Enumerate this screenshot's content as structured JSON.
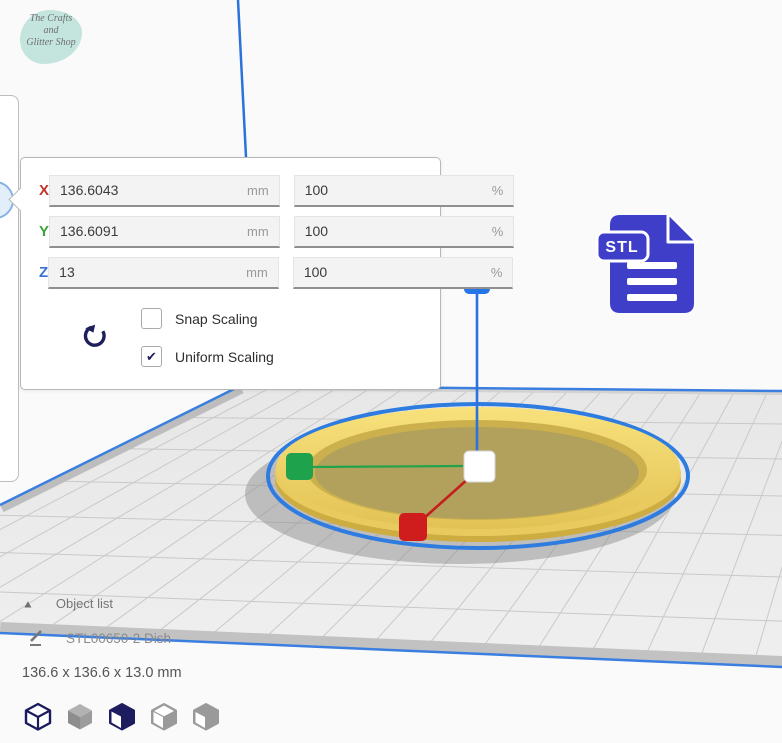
{
  "logo": {
    "line1": "The Crafts",
    "line2": "and",
    "line3": "Glitter Shop"
  },
  "scale_panel": {
    "rows": [
      {
        "axis": "X",
        "value": "136.6043",
        "unit": "mm",
        "percent": "100",
        "percent_unit": "%"
      },
      {
        "axis": "Y",
        "value": "136.6091",
        "unit": "mm",
        "percent": "100",
        "percent_unit": "%"
      },
      {
        "axis": "Z",
        "value": "13",
        "unit": "mm",
        "percent": "100",
        "percent_unit": "%"
      }
    ],
    "snap_label": "Snap Scaling",
    "uniform_label": "Uniform Scaling",
    "snap_checked": false,
    "uniform_checked": true,
    "snap_glyph": "",
    "uniform_glyph": "✔"
  },
  "stl_badge": {
    "label": "STL"
  },
  "object_list": {
    "header": "Object list",
    "item": "STL00650-2 Dish",
    "dimensions": "136.6 x 136.6 x 13.0 mm"
  },
  "icons": {
    "reset": "reset-scale-icon",
    "views": [
      "view-3d-icon",
      "view-front-icon",
      "view-top-icon",
      "view-left-icon",
      "view-right-icon"
    ]
  },
  "colors": {
    "axis_x": "#c4342e",
    "axis_y": "#3aa33a",
    "axis_z": "#3a6fd8",
    "selection_outline": "#2e7ce0",
    "handle_green": "#1ea24c",
    "handle_red": "#cf1d1d",
    "handle_blue": "#2574e8",
    "handle_white": "#ffffff",
    "model_yellow": "#eccd60",
    "stl_indigo": "#3e3ec9",
    "logo_teal": "#c3e5de"
  }
}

• What this task involves:
Look through the lines above and collect those with the word "Scaling".

• Output of the task:
    "snap_label": "Snap Scaling",
    "uniform_label": "Uniform Scaling",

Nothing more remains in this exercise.